Stored data
____________
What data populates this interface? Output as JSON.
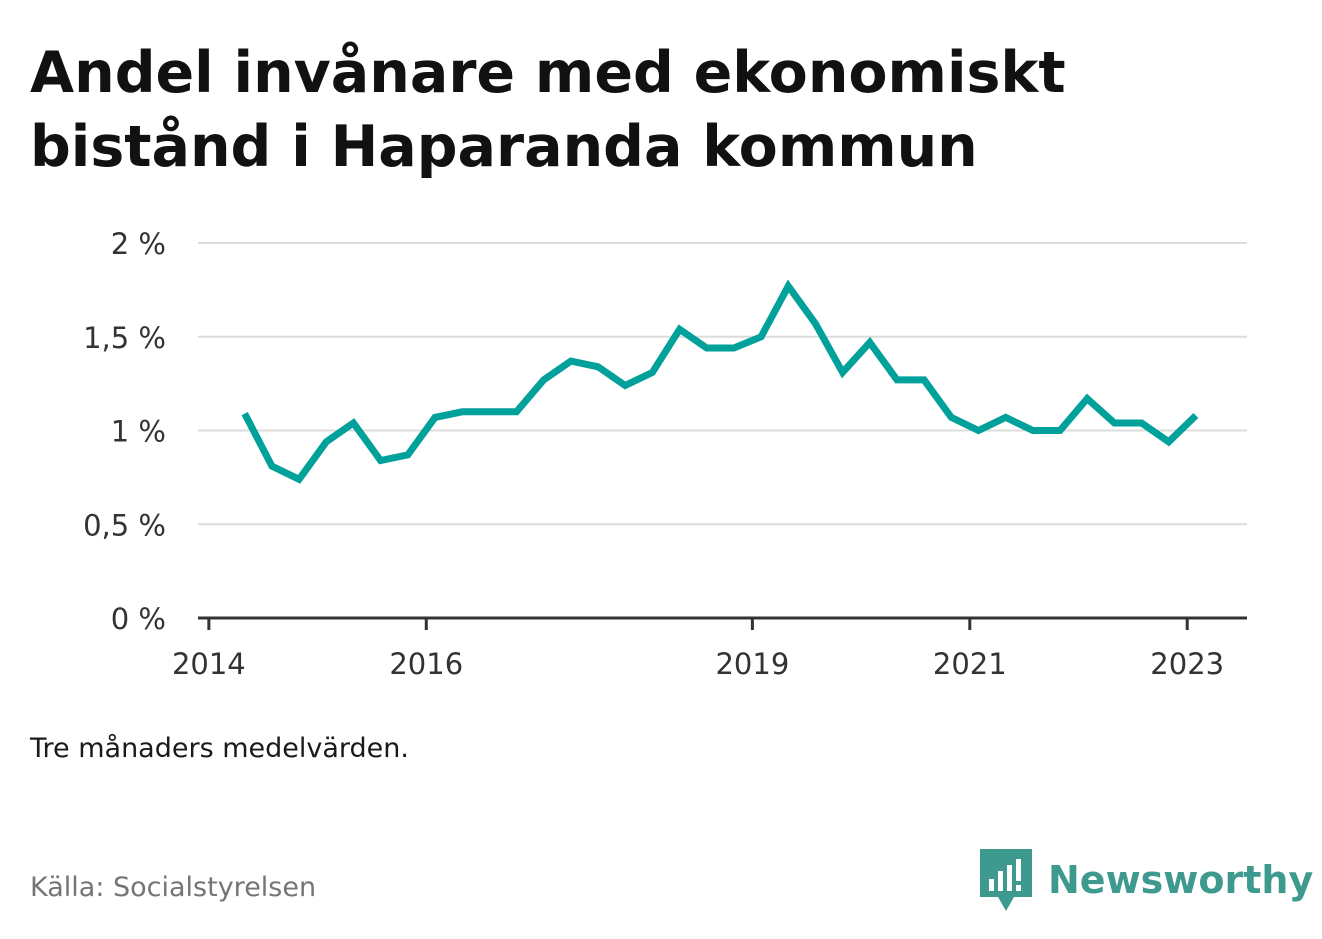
{
  "title": "Andel invånare med ekonomiskt bistånd i Haparanda kommun",
  "note": "Tre månaders medelvärden.",
  "source": "Källa: Socialstyrelsen",
  "brand": {
    "name": "Newsworthy",
    "icon": "bar-chart-speech-bubble-icon",
    "color": "#3e9a8f"
  },
  "chart_data": {
    "type": "line",
    "line_color": "#00a19a",
    "grid": true,
    "y_ticks": [
      0,
      0.5,
      1,
      1.5,
      2
    ],
    "y_tick_labels": [
      "0 %",
      "0,5 %",
      "1 %",
      "1,5 %",
      "2 %"
    ],
    "ylim": [
      0,
      2
    ],
    "x_ticks": [
      2014,
      2016,
      2019,
      2021,
      2023
    ],
    "x_tick_labels": [
      "2014",
      "2016",
      "2019",
      "2021",
      "2023"
    ],
    "xlim": [
      2013.9,
      2023.55
    ],
    "series": [
      {
        "x": [
          2014.33,
          2014.58,
          2014.83,
          2015.08,
          2015.33,
          2015.58,
          2015.83,
          2016.08,
          2016.33,
          2016.58,
          2016.83,
          2017.08,
          2017.33,
          2017.58,
          2017.83,
          2018.08,
          2018.33,
          2018.58,
          2018.83,
          2019.08,
          2019.33,
          2019.58,
          2019.83,
          2020.08,
          2020.33,
          2020.58,
          2020.83,
          2021.08,
          2021.33,
          2021.58,
          2021.83,
          2022.08,
          2022.33,
          2022.58,
          2022.83,
          2023.08
        ],
        "values": [
          1.09,
          0.81,
          0.74,
          0.94,
          1.04,
          0.84,
          0.87,
          1.07,
          1.1,
          1.1,
          1.1,
          1.27,
          1.37,
          1.34,
          1.24,
          1.31,
          1.54,
          1.44,
          1.44,
          1.5,
          1.77,
          1.57,
          1.31,
          1.47,
          1.27,
          1.27,
          1.07,
          1.0,
          1.07,
          1.0,
          1.0,
          1.17,
          1.04,
          1.04,
          0.94,
          1.08
        ]
      }
    ]
  }
}
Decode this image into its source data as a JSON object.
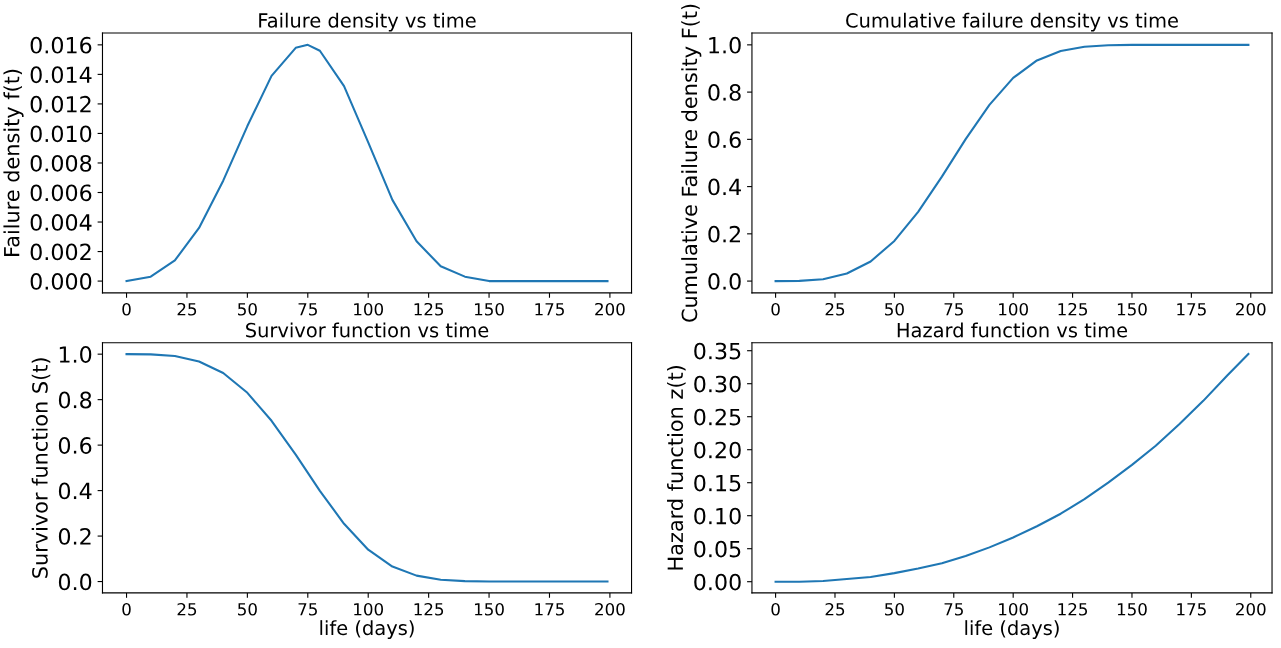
{
  "chart_data": [
    {
      "type": "line",
      "title": "Failure density vs time",
      "ylabel": "Failure density f(t)",
      "color": "#1f77b4",
      "x": [
        0,
        10,
        20,
        30,
        40,
        50,
        60,
        70,
        75,
        80,
        90,
        100,
        110,
        120,
        130,
        140,
        150,
        160,
        170,
        180,
        190,
        199
      ],
      "values": [
        0,
        0.0003,
        0.0014,
        0.0036,
        0.0068,
        0.0105,
        0.0139,
        0.0158,
        0.016,
        0.0156,
        0.0132,
        0.0094,
        0.0055,
        0.0027,
        0.001,
        0.0003,
        0,
        0,
        0,
        0,
        0,
        0
      ],
      "xlim": [
        -9.95,
        208.95
      ],
      "xticks": [
        0,
        25,
        50,
        75,
        100,
        125,
        150,
        175,
        200
      ],
      "ylim": [
        -0.0008,
        0.0168
      ],
      "yticks": [
        {
          "value": 0,
          "label": "0.000"
        },
        {
          "value": 0.002,
          "label": "0.002"
        },
        {
          "value": 0.004,
          "label": "0.004"
        },
        {
          "value": 0.006,
          "label": "0.006"
        },
        {
          "value": 0.008,
          "label": "0.008"
        },
        {
          "value": 0.01,
          "label": "0.010"
        },
        {
          "value": 0.012,
          "label": "0.012"
        },
        {
          "value": 0.014,
          "label": "0.014"
        },
        {
          "value": 0.016,
          "label": "0.016"
        }
      ]
    },
    {
      "type": "line",
      "title": "Cumulative failure density vs time",
      "ylabel": "Cumulative Failure density F(t)",
      "color": "#1f77b4",
      "x": [
        0,
        10,
        20,
        30,
        40,
        50,
        60,
        70,
        80,
        90,
        100,
        110,
        120,
        130,
        140,
        150,
        160,
        170,
        180,
        190,
        199
      ],
      "values": [
        0,
        0.001,
        0.008,
        0.032,
        0.083,
        0.17,
        0.293,
        0.442,
        0.601,
        0.746,
        0.86,
        0.934,
        0.974,
        0.992,
        0.998,
        1,
        1,
        1,
        1,
        1,
        1
      ],
      "xlim": [
        -9.95,
        208.95
      ],
      "xticks": [
        0,
        25,
        50,
        75,
        100,
        125,
        150,
        175,
        200
      ],
      "ylim": [
        -0.05,
        1.05
      ],
      "yticks": [
        {
          "value": 0,
          "label": "0.0"
        },
        {
          "value": 0.2,
          "label": "0.2"
        },
        {
          "value": 0.4,
          "label": "0.4"
        },
        {
          "value": 0.6,
          "label": "0.6"
        },
        {
          "value": 0.8,
          "label": "0.8"
        },
        {
          "value": 1,
          "label": "1.0"
        }
      ]
    },
    {
      "type": "line",
      "title": "Survivor function vs time",
      "ylabel": "Survivor function S(t)",
      "xlabel": "life (days)",
      "color": "#1f77b4",
      "x": [
        0,
        10,
        20,
        30,
        40,
        50,
        60,
        70,
        80,
        90,
        100,
        110,
        120,
        130,
        140,
        150,
        160,
        170,
        180,
        190,
        199
      ],
      "values": [
        1,
        0.999,
        0.992,
        0.968,
        0.917,
        0.83,
        0.707,
        0.558,
        0.399,
        0.254,
        0.14,
        0.066,
        0.026,
        0.008,
        0.002,
        0,
        0,
        0,
        0,
        0,
        0
      ],
      "xlim": [
        -9.95,
        208.95
      ],
      "xticks": [
        0,
        25,
        50,
        75,
        100,
        125,
        150,
        175,
        200
      ],
      "ylim": [
        -0.05,
        1.05
      ],
      "yticks": [
        {
          "value": 0,
          "label": "0.0"
        },
        {
          "value": 0.2,
          "label": "0.2"
        },
        {
          "value": 0.4,
          "label": "0.4"
        },
        {
          "value": 0.6,
          "label": "0.6"
        },
        {
          "value": 0.8,
          "label": "0.8"
        },
        {
          "value": 1,
          "label": "1.0"
        }
      ]
    },
    {
      "type": "line",
      "title": "Hazard function vs time",
      "ylabel": "Hazard function z(t)",
      "xlabel": "life (days)",
      "color": "#1f77b4",
      "x": [
        0,
        10,
        20,
        30,
        40,
        50,
        60,
        70,
        80,
        90,
        100,
        110,
        120,
        130,
        140,
        150,
        160,
        170,
        180,
        190,
        199
      ],
      "values": [
        0,
        0,
        0.001,
        0.004,
        0.007,
        0.013,
        0.02,
        0.028,
        0.039,
        0.052,
        0.067,
        0.084,
        0.103,
        0.125,
        0.15,
        0.177,
        0.206,
        0.239,
        0.274,
        0.312,
        0.345
      ],
      "xlim": [
        -9.95,
        208.95
      ],
      "xticks": [
        0,
        25,
        50,
        75,
        100,
        125,
        150,
        175,
        200
      ],
      "ylim": [
        -0.017,
        0.362
      ],
      "yticks": [
        {
          "value": 0,
          "label": "0.00"
        },
        {
          "value": 0.05,
          "label": "0.05"
        },
        {
          "value": 0.1,
          "label": "0.10"
        },
        {
          "value": 0.15,
          "label": "0.15"
        },
        {
          "value": 0.2,
          "label": "0.20"
        },
        {
          "value": 0.25,
          "label": "0.25"
        },
        {
          "value": 0.3,
          "label": "0.30"
        },
        {
          "value": 0.35,
          "label": "0.35"
        }
      ]
    }
  ]
}
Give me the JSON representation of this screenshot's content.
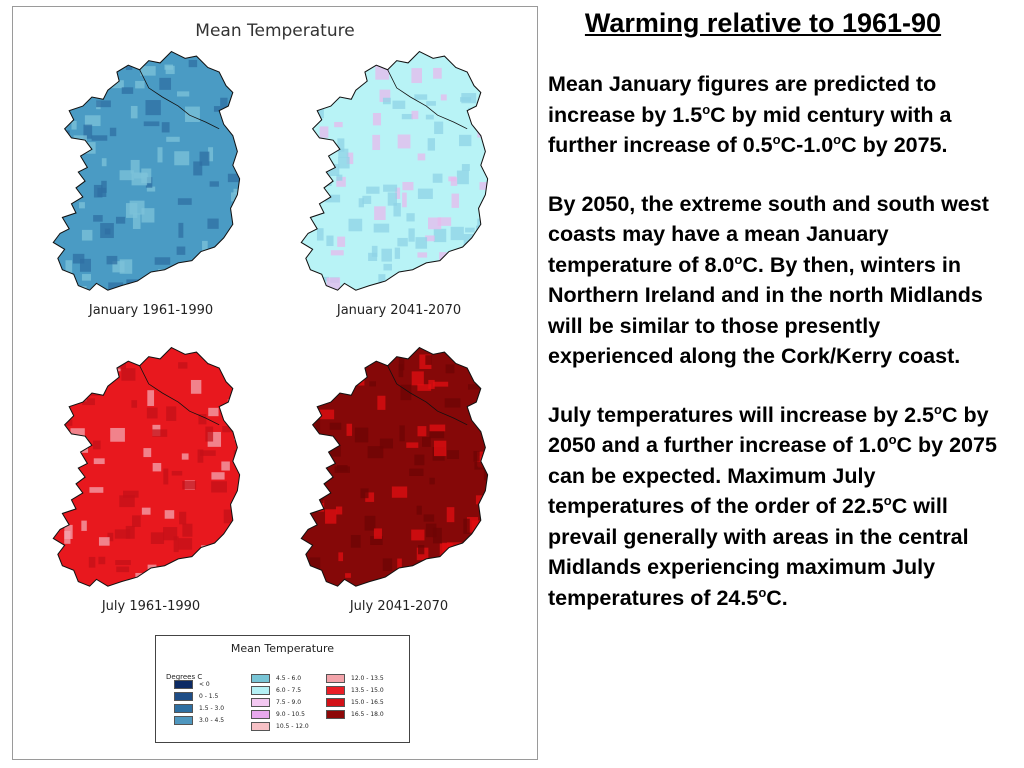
{
  "figure": {
    "title": "Mean Temperature",
    "maps": [
      {
        "caption": "January 1961-1990",
        "base": "#4a9bc4",
        "dark": "#2f6fa3",
        "light": "#7dc3d9"
      },
      {
        "caption": "January 2041-2070",
        "base": "#b8f3f6",
        "dark": "#8fd3e6",
        "light": "#e7b9ec"
      },
      {
        "caption": "July 1961-1990",
        "base": "#e8181e",
        "dark": "#c41018",
        "light": "#f4a6b0"
      },
      {
        "caption": "July 2041-2070",
        "base": "#850808",
        "dark": "#6e0404",
        "light": "#e30d12"
      }
    ],
    "legend": {
      "title": "Mean Temperature",
      "unit": "Degrees C",
      "items": [
        {
          "label": "< 0",
          "color": "#0c2a64"
        },
        {
          "label": "0 - 1.5",
          "color": "#1e4d86"
        },
        {
          "label": "1.5 - 3.0",
          "color": "#2e6fa2"
        },
        {
          "label": "3.0 - 4.5",
          "color": "#4f97bf"
        },
        {
          "label": "4.5 - 6.0",
          "color": "#78c5d6"
        },
        {
          "label": "6.0 - 7.5",
          "color": "#b5f1f5"
        },
        {
          "label": "7.5 - 9.0",
          "color": "#f3c8f1"
        },
        {
          "label": "9.0 - 10.5",
          "color": "#e8a8ee"
        },
        {
          "label": "10.5 - 12.0",
          "color": "#f7c1c6"
        },
        {
          "label": "12.0 - 13.5",
          "color": "#f3a4aa"
        },
        {
          "label": "13.5 - 15.0",
          "color": "#ea1d25"
        },
        {
          "label": "15.0 - 16.5",
          "color": "#d21117"
        },
        {
          "label": "16.5 - 18.0",
          "color": "#8d0808"
        }
      ]
    }
  },
  "article": {
    "heading": "Warming relative to 1961-90",
    "paragraphs": [
      {
        "segments": [
          "Mean January figures are predicted to increase by 1.5",
          "o",
          "C by mid century with a further increase of 0.5",
          "o",
          "C-1.0",
          "o",
          "C by 2075."
        ]
      },
      {
        "segments": [
          "By 2050, the extreme south and south west coasts may have a mean January temperature of 8.0",
          "o",
          "C. By then, winters in Northern Ireland and in the north Midlands will be similar to those presently experienced along the Cork/Kerry coast."
        ]
      },
      {
        "segments": [
          "July temperatures will increase by 2.5",
          "o",
          "C by 2050 and a further increase of 1.0",
          "o",
          "C by 2075 can be expected. Maximum July temperatures of the order of 22.5",
          "o",
          "C will prevail generally with areas in the central Midlands experiencing maximum July temperatures of 24.5",
          "o",
          "C."
        ]
      }
    ]
  }
}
____________
▶ **Short exercise**:
Using the material above, copy every line in which the string "Survivor" occurs.

▶ **Response to this exercise**:
      "title": "Survivor function vs time",
      "ylabel": "Survivor function S(t)",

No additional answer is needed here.